▸ **PROMPT 1**: Can you return everything in the pull request text below from "Supporting Distributed OptiGraphs" down to "on the remote.", copied verbatim?

▸ **SELECTED TEXT**:
────
Supporting Distributed OptiGraphs by dlcole3 · Pull Request #144 · plasmo-dev/Plasmo.jl

dlcole3 · 2025-08-04T19:31:32Z

This PR supports distributing OptiGraphs. Most of the source code is contained in the distributed folder that has been added. A set of unit tests and a two pages of documentation have also been added.

The core structures are outlined in distributed/core_types.jl and include the RemoteOptiGraph, RemoteNodeRef, RemoteVariableRef, RemoteEdgeRef, and RemoteOptiEdge. Passing any of these objects directly to the remote worker also results in passing the whole RemoteOptiGraph to the remote worker, so proxy objects have also been defined that allow for only passing the minimum data to create the corresponding objects or accessing the objects on the remote.
────
▸ **RECORDS SUPPLIED**:
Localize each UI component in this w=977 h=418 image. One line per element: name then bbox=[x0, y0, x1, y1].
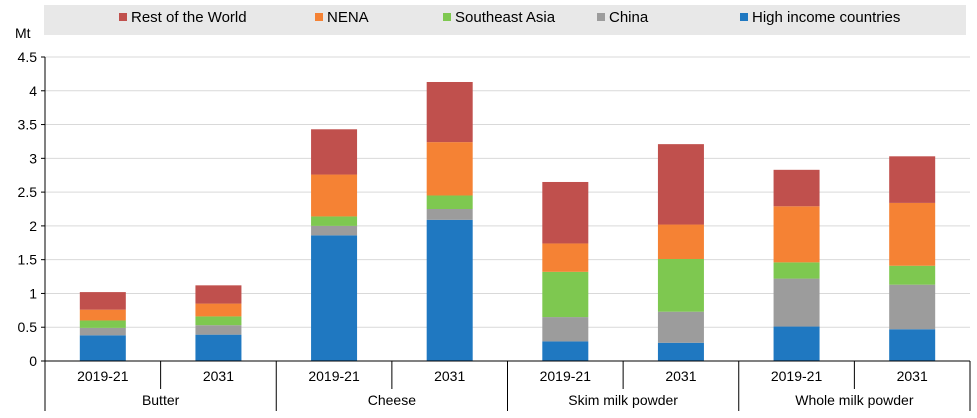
bar-skim-milk-powder-2031-china bbox=[657, 311, 704, 343]
y-tick-label: 0.5 bbox=[18, 319, 38, 335]
bar-butter-2019-21-nena bbox=[79, 309, 126, 321]
x-axis-labels: 2019-21 2031 2019-21 2031 2019-21 2031 2019-21… bbox=[77, 368, 928, 408]
y-axis-unit-label: Mt bbox=[15, 25, 31, 41]
bar-skim-milk-powder-2019-21-rest-of-the-world bbox=[542, 181, 589, 244]
legend-swatch-high-income-countries bbox=[740, 13, 748, 21]
bar-cheese-2031-southeast-asia bbox=[426, 195, 473, 209]
x-category-label: 2019-21 bbox=[77, 368, 129, 384]
bar-butter-2031-rest-of-the-world bbox=[195, 285, 242, 304]
x-category-label: 2031 bbox=[897, 368, 928, 384]
bar-cheese-2019-21-southeast-asia bbox=[311, 216, 358, 226]
legend-label-high-income-countries: High income countries bbox=[752, 9, 900, 26]
y-tick-label: 3 bbox=[29, 150, 37, 166]
bar-skim-milk-powder-2031-rest-of-the-world bbox=[657, 144, 704, 225]
legend-swatch-rest-of-the-world bbox=[119, 13, 127, 21]
bar-cheese-2031-rest-of-the-world bbox=[426, 81, 473, 143]
y-tick-label: 0 bbox=[29, 353, 37, 369]
legend-swatch-nena bbox=[315, 13, 323, 21]
bar-skim-milk-powder-2031-southeast-asia bbox=[657, 258, 704, 312]
bar-skim-milk-powder-2031-high-income-countries bbox=[657, 342, 704, 361]
bar-skim-milk-powder-2019-21-southeast-asia bbox=[542, 271, 589, 318]
x-category-label: 2019-21 bbox=[308, 368, 360, 384]
bar-butter-2019-21-southeast-asia bbox=[79, 320, 126, 328]
bar-butter-2031-southeast-asia bbox=[195, 316, 242, 326]
bar-cheese-2031-high-income-countries bbox=[426, 219, 473, 361]
axes bbox=[44, 57, 971, 411]
bar-whole-milk-powder-2031-southeast-asia bbox=[889, 265, 936, 285]
y-tick-label: 1.5 bbox=[18, 252, 38, 268]
bar-cheese-2031-nena bbox=[426, 142, 473, 196]
bar-butter-2031-china bbox=[195, 325, 242, 335]
bar-whole-milk-powder-2019-21-southeast-asia bbox=[773, 262, 820, 279]
legend-label-southeast-asia: Southeast Asia bbox=[455, 9, 556, 26]
bar-cheese-2019-21-rest-of-the-world bbox=[311, 129, 358, 175]
legend-background bbox=[44, 5, 966, 35]
legend-swatch-southeast-asia bbox=[443, 13, 451, 21]
y-axis-ticks: 0 0.5 1 1.5 2 2.5 3 3.5 4 4.5 bbox=[18, 49, 45, 369]
x-group-label-cheese: Cheese bbox=[368, 392, 416, 408]
bar-whole-milk-powder-2031-rest-of-the-world bbox=[889, 156, 936, 203]
legend-label-china: China bbox=[609, 9, 649, 26]
bar-butter-2019-21-high-income-countries bbox=[79, 335, 126, 361]
y-tick-label: 3.5 bbox=[18, 117, 38, 133]
y-tick-label: 2 bbox=[29, 218, 37, 234]
bar-whole-milk-powder-2031-nena bbox=[889, 202, 936, 266]
bar-skim-milk-powder-2019-21-nena bbox=[542, 243, 589, 272]
bar-cheese-2031-china bbox=[426, 209, 473, 220]
legend-label-rest-of-the-world: Rest of the World bbox=[131, 9, 247, 26]
legend-label-nena: NENA bbox=[327, 9, 369, 26]
bar-butter-2019-21-china bbox=[79, 327, 126, 336]
bar-whole-milk-powder-2019-21-nena bbox=[773, 206, 820, 263]
bar-whole-milk-powder-2019-21-high-income-countries bbox=[773, 326, 820, 361]
gridlines bbox=[45, 56, 970, 328]
x-group-label-whole-milk-powder: Whole milk powder bbox=[795, 392, 914, 408]
x-category-label: 2031 bbox=[203, 368, 234, 384]
bar-cheese-2019-21-nena bbox=[311, 174, 358, 217]
bar-butter-2019-21-rest-of-the-world bbox=[79, 292, 126, 310]
y-tick-label: 1 bbox=[29, 285, 37, 301]
x-group-label-skim-milk-powder: Skim milk powder bbox=[568, 392, 678, 408]
x-category-label: 2031 bbox=[665, 368, 696, 384]
bar-whole-milk-powder-2031-high-income-countries bbox=[889, 329, 936, 361]
bar-skim-milk-powder-2019-21-china bbox=[542, 317, 589, 342]
bar-cheese-2019-21-china bbox=[311, 225, 358, 236]
x-group-label-butter: Butter bbox=[142, 392, 180, 408]
bar-cheese-2019-21-high-income-countries bbox=[311, 235, 358, 361]
bar-whole-milk-powder-2019-21-china bbox=[773, 278, 820, 327]
bar-skim-milk-powder-2031-nena bbox=[657, 224, 704, 259]
bars bbox=[79, 81, 936, 361]
bar-butter-2031-nena bbox=[195, 303, 242, 317]
legend: Rest of the World NENA Southeast Asia China… bbox=[119, 9, 900, 26]
bar-skim-milk-powder-2019-21-high-income-countries bbox=[542, 341, 589, 361]
x-category-label: 2019-21 bbox=[540, 368, 592, 384]
y-tick-label: 4.5 bbox=[18, 49, 38, 65]
y-tick-label: 2.5 bbox=[18, 184, 38, 200]
x-category-label: 2019-21 bbox=[771, 368, 823, 384]
x-category-label: 2031 bbox=[434, 368, 465, 384]
legend-swatch-china bbox=[597, 13, 605, 21]
bar-whole-milk-powder-2031-china bbox=[889, 284, 936, 330]
bar-whole-milk-powder-2019-21-rest-of-the-world bbox=[773, 169, 820, 207]
y-tick-label: 4 bbox=[29, 83, 37, 99]
bar-butter-2031-high-income-countries bbox=[195, 334, 242, 361]
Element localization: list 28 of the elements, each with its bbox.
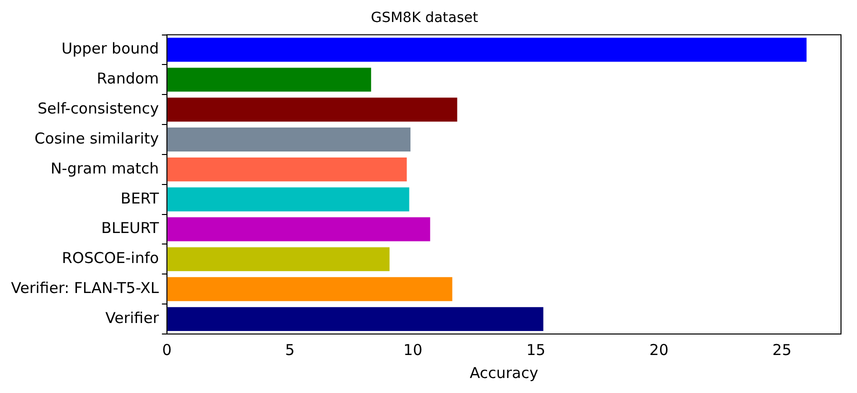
y-tick-label: Random [96,70,159,88]
x-tick-label: 5 [285,340,295,359]
x-tick-label: 10 [403,340,422,359]
y-tick-label: BLEURT [101,219,160,238]
x-tick-label: 15 [526,340,546,359]
bar [166,68,372,92]
bar [166,38,807,62]
chart-title: GSM8K dataset [370,10,479,26]
y-tick-label: N-gram match [50,159,159,178]
x-axis-title: Accuracy [470,364,538,382]
x-tick-label: 25 [772,340,792,359]
y-tick-label: Verifier: FLAN-T5-XL [10,279,160,298]
y-tick-label: ROSCOE-info [62,249,159,268]
bar [166,98,458,122]
bar [166,277,452,302]
bar [166,157,407,182]
y-tick-label: BERT [120,189,160,208]
bar [166,128,410,152]
y-tick-label: Upper bound [61,40,159,58]
x-tick-label: 0 [162,340,172,359]
bar [166,307,544,332]
bar [166,217,430,242]
bar [166,187,410,212]
y-tick-label: Self-consistency [38,99,160,118]
y-tick-label: Cosine similarity [34,129,160,148]
bar [166,247,390,272]
x-tick-label: 20 [649,340,668,359]
y-tick-label: Verifier [105,308,160,327]
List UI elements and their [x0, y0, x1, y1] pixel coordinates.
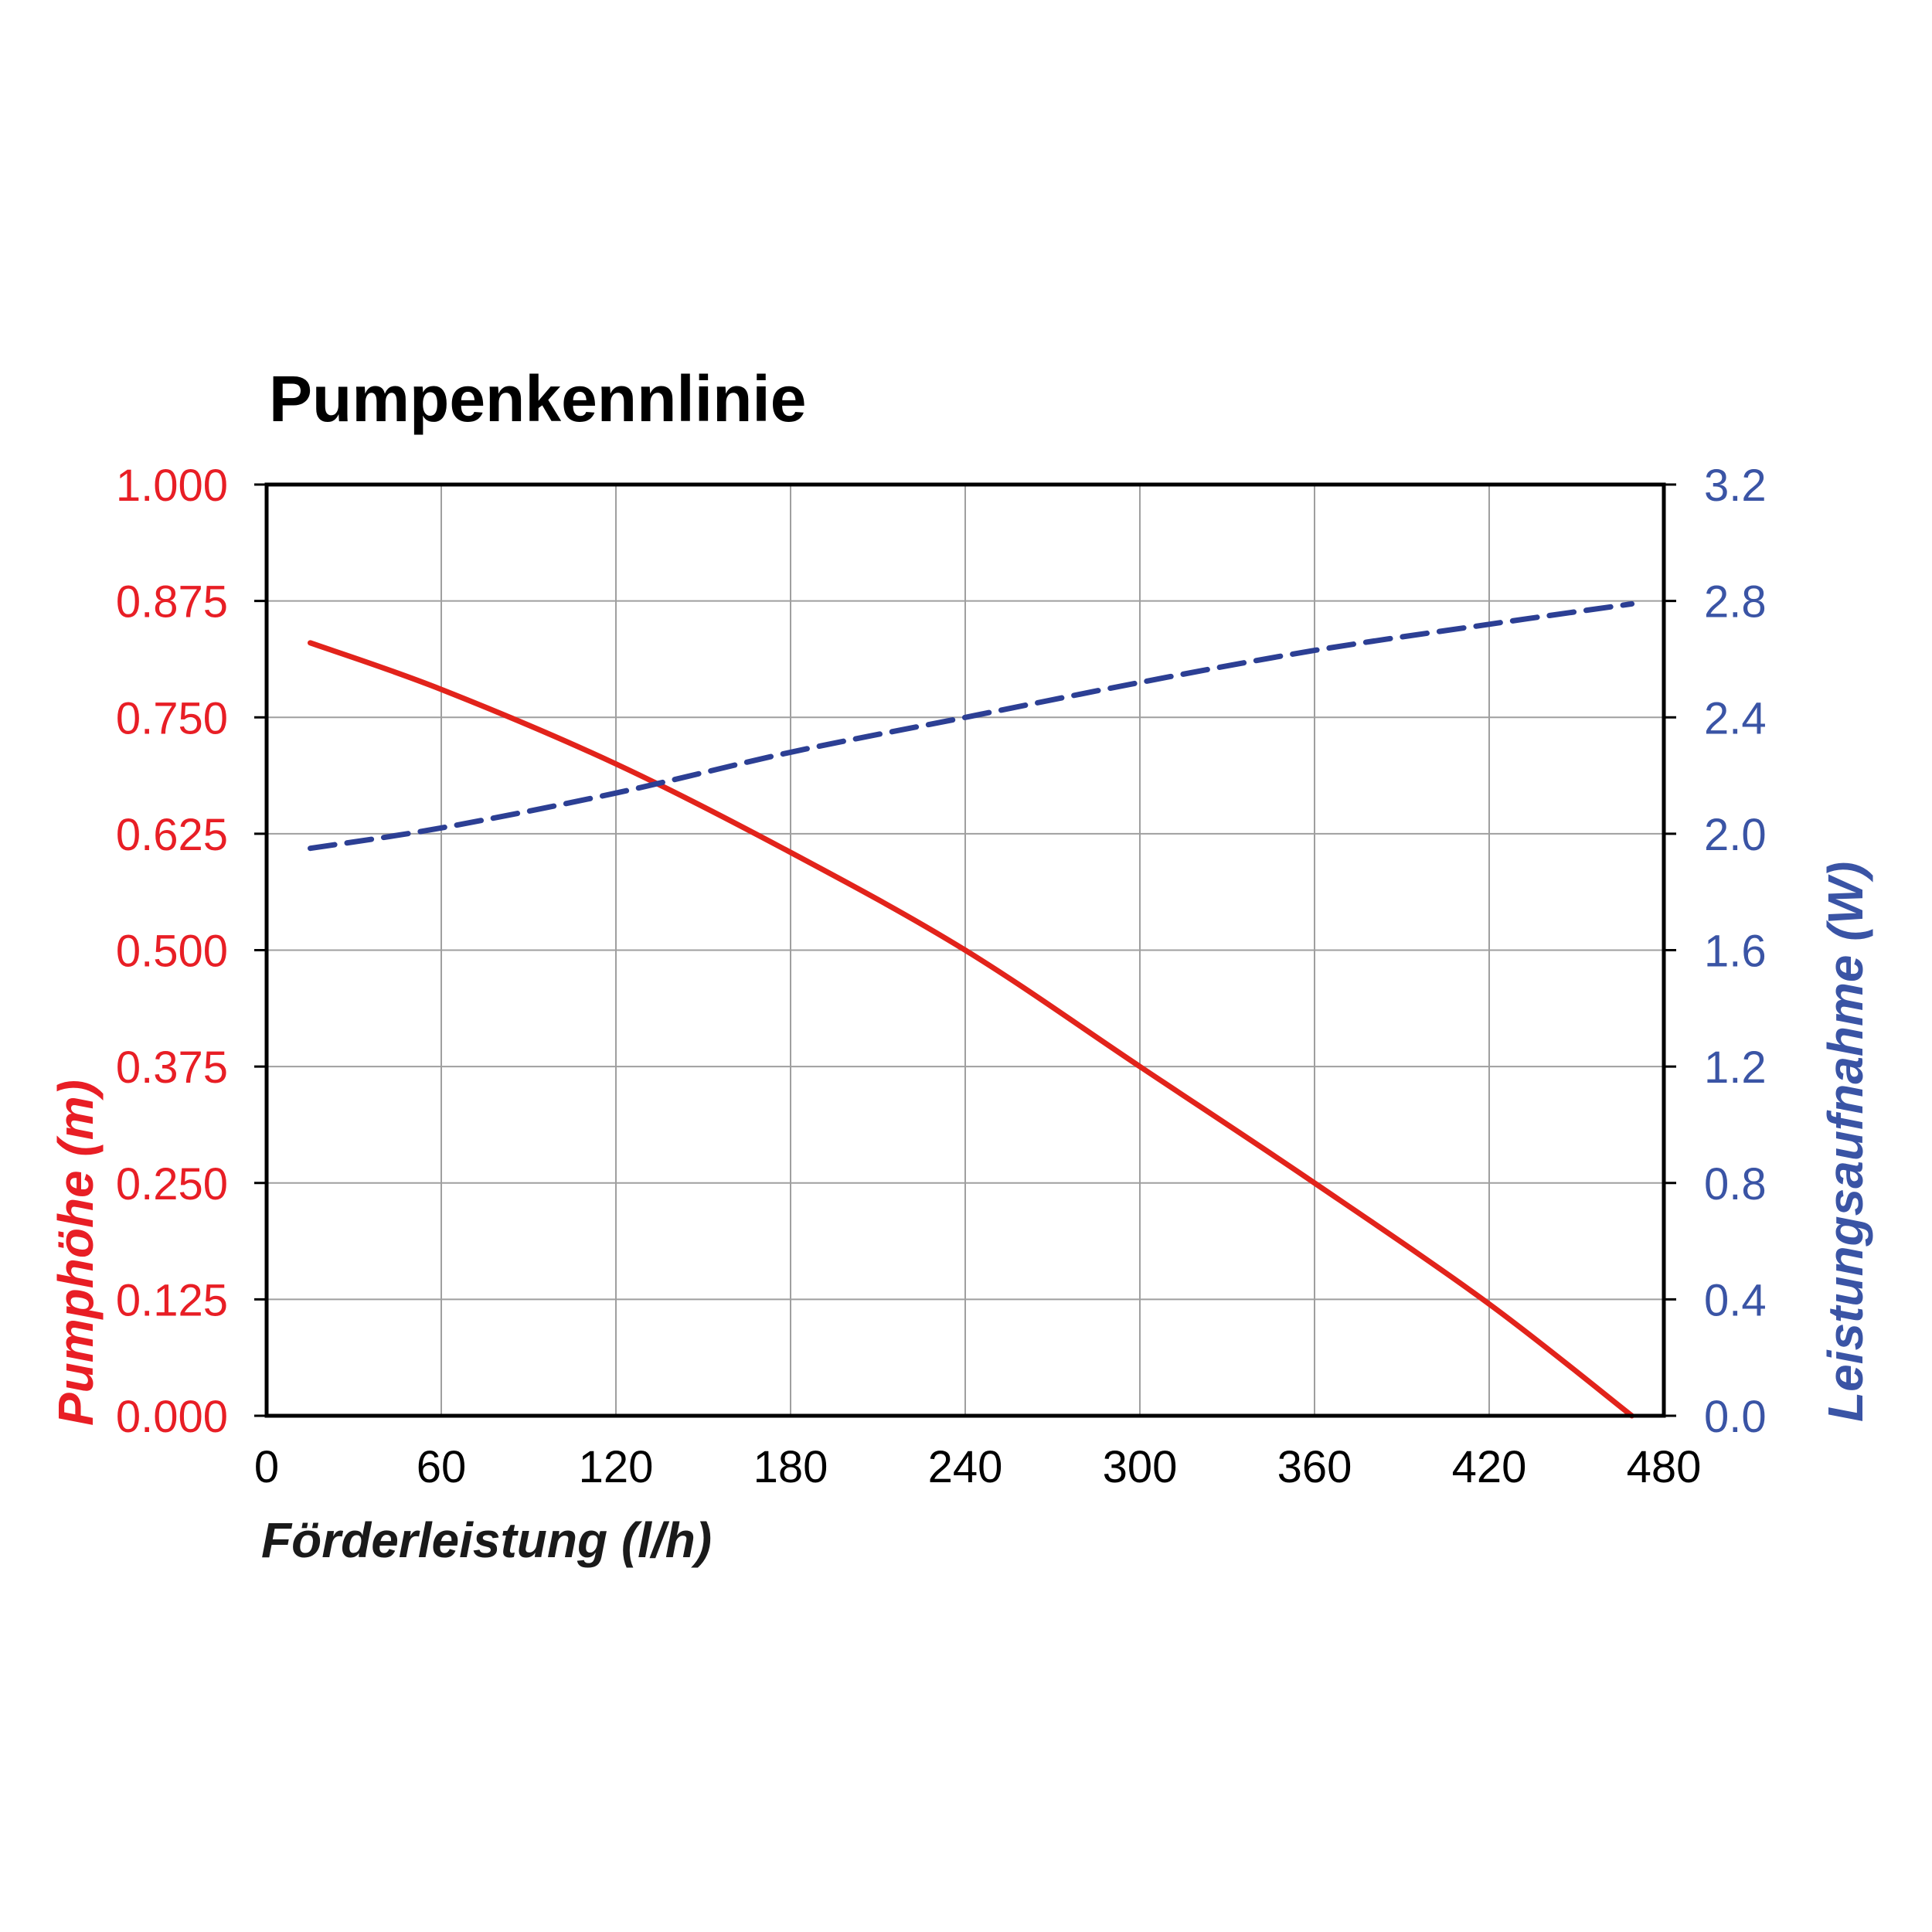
y-right-tick-label: 0.8 — [1704, 1159, 1767, 1209]
x-tick-label: 240 — [928, 1442, 1003, 1492]
y-left-tick-label: 0.500 — [116, 927, 228, 977]
plot-border-rect — [264, 482, 1666, 1418]
y-left-tick-label: 1.000 — [116, 461, 228, 511]
y-left-tick-label: 0.250 — [116, 1159, 228, 1209]
y-right-tick-label: 3.2 — [1704, 461, 1767, 511]
y-right-tick-labels: 3.2 2.8 2.4 2.0 1.6 1.2 0.8 0.4 0.0 — [1704, 461, 1767, 1442]
chart-title: Pumpenkennlinie — [269, 362, 806, 435]
x-tick-label: 0 — [254, 1442, 279, 1492]
x-axis-label: Förderleistung (l/h) — [261, 1512, 712, 1568]
plot-border — [264, 482, 1666, 1418]
y-left-tick-label: 0.000 — [116, 1392, 228, 1442]
x-tick-label: 180 — [753, 1442, 828, 1492]
y-left-tick-labels: 1.000 0.875 0.750 0.625 0.500 0.375 0.250 0.125… — [116, 461, 228, 1442]
y-right-tick-label: 0.4 — [1704, 1275, 1767, 1325]
y-right-tick-label: 2.4 — [1704, 693, 1767, 743]
x-tick-label: 300 — [1103, 1442, 1178, 1492]
x-tick-label: 60 — [417, 1442, 467, 1492]
y-left-tick-label: 0.625 — [116, 810, 228, 860]
data-series — [308, 600, 1635, 1419]
y-left-tick-label: 0.125 — [116, 1275, 228, 1325]
x-tick-label: 480 — [1627, 1442, 1702, 1492]
y-left-tick-label: 0.375 — [116, 1043, 228, 1093]
axis-ticks — [254, 483, 1676, 1417]
y-left-tick-label: 0.750 — [116, 693, 228, 743]
y-right-axis-label: Leistungsaufnahme (W) — [1818, 862, 1873, 1422]
y-left-tick-label: 0.875 — [116, 577, 228, 628]
y-right-tick-label: 1.2 — [1704, 1043, 1767, 1093]
pump-head-curve — [308, 640, 1635, 1419]
y-right-tick-label: 2.0 — [1704, 810, 1767, 860]
y-left-axis-label: Pumphöhe (m) — [48, 1080, 104, 1426]
x-tick-label: 120 — [579, 1442, 654, 1492]
y-right-tick-label: 0.0 — [1704, 1392, 1767, 1442]
x-tick-label: 420 — [1452, 1442, 1527, 1492]
x-tick-labels: 0 60 120 180 240 300 360 420 480 — [254, 1442, 1702, 1492]
y-right-tick-label: 2.8 — [1704, 577, 1767, 628]
power-consumption-curve — [308, 600, 1635, 852]
y-right-tick-label: 1.6 — [1704, 927, 1767, 977]
x-tick-label: 360 — [1277, 1442, 1352, 1492]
────
▸ **PROMPT 2**: Could you retype everything in the listing above from the line containing "bar-skim-milk-powder-2031-china bbox=[657, 311, 704, 343]" down to the line containing "x-group-label-cheese: Cheese bbox=[368, 392, 416, 408]", both lines included and unchanged?

▸ **TASK ANSWER 1**:
Supporting Distributed OptiGraphs by dlcole3 · Pull Request #144 · plasmo-dev/Plasmo.jl

dlcole3 · 2025-08-04T19:31:32Z

This PR supports distributing OptiGraphs. Most of the source code is contained in the distributed folder that has been added. A set of unit tests and a two pages of documentation have also been added.

The core structures are outlined in distributed/core_types.jl and include the RemoteOptiGraph, RemoteNodeRef, RemoteVariableRef, RemoteEdgeRef, and RemoteOptiEdge. Passing any of these objects directly to the remote worker also results in passing the whole RemoteOptiGraph to the remote worker, so proxy objects have also been defined that allow for only passing the minimum data to create the corresponding objects or accessing the objects on the remote.

▸ **TASK ANSWER 2**:
bar-skim-milk-powder-2031-china bbox=[657, 311, 704, 343]
y-tick-label: 0.5 bbox=[18, 319, 38, 335]
bar-butter-2019-21-nena bbox=[79, 309, 126, 321]
x-axis-labels: 2019-21 2031 2019-21 2031 2019-21 2031 2019-21… bbox=[77, 368, 928, 408]
y-axis-unit-label: Mt bbox=[15, 25, 31, 41]
bar-skim-milk-powder-2019-21-rest-of-the-world bbox=[542, 181, 589, 244]
legend-swatch-high-income-countries bbox=[740, 13, 748, 21]
bar-cheese-2031-southeast-asia bbox=[426, 195, 473, 209]
x-category-label: 2019-21 bbox=[77, 368, 129, 384]
bar-butter-2031-rest-of-the-world bbox=[195, 285, 242, 304]
x-category-label: 2031 bbox=[897, 368, 928, 384]
bar-cheese-2019-21-southeast-asia bbox=[311, 216, 358, 226]
legend-label-high-income-countries: High income countries bbox=[752, 9, 900, 26]
y-tick-label: 3 bbox=[29, 150, 37, 166]
bar-skim-milk-powder-2031-rest-of-the-world bbox=[657, 144, 704, 225]
legend-swatch-rest-of-the-world bbox=[119, 13, 127, 21]
bar-cheese-2031-rest-of-the-world bbox=[426, 81, 473, 143]
y-tick-label: 0 bbox=[29, 353, 37, 369]
legend-swatch-nena bbox=[315, 13, 323, 21]
bar-skim-milk-powder-2031-southeast-asia bbox=[657, 258, 704, 312]
bar-skim-milk-powder-2031-high-income-countries bbox=[657, 342, 704, 361]
bar-skim-milk-powder-2019-21-southeast-asia bbox=[542, 271, 589, 318]
x-category-label: 2019-21 bbox=[308, 368, 360, 384]
bar-butter-2019-21-southeast-asia bbox=[79, 320, 126, 328]
bar-butter-2031-southeast-asia bbox=[195, 316, 242, 326]
bar-cheese-2031-high-income-countries bbox=[426, 219, 473, 361]
axes bbox=[44, 57, 971, 411]
bar-whole-milk-powder-2031-southeast-asia bbox=[889, 265, 936, 285]
y-tick-label: 1.5 bbox=[18, 252, 38, 268]
bar-cheese-2031-nena bbox=[426, 142, 473, 196]
bar-butter-2031-china bbox=[195, 325, 242, 335]
bar-whole-milk-powder-2019-21-southeast-asia bbox=[773, 262, 820, 279]
legend-label-southeast-asia: Southeast Asia bbox=[455, 9, 556, 26]
bar-cheese-2019-21-rest-of-the-world bbox=[311, 129, 358, 175]
legend-background bbox=[44, 5, 966, 35]
legend-swatch-southeast-asia bbox=[443, 13, 451, 21]
y-axis-ticks: 0 0.5 1 1.5 2 2.5 3 3.5 4 4.5 bbox=[18, 49, 45, 369]
x-group-label-cheese: Cheese bbox=[368, 392, 416, 408]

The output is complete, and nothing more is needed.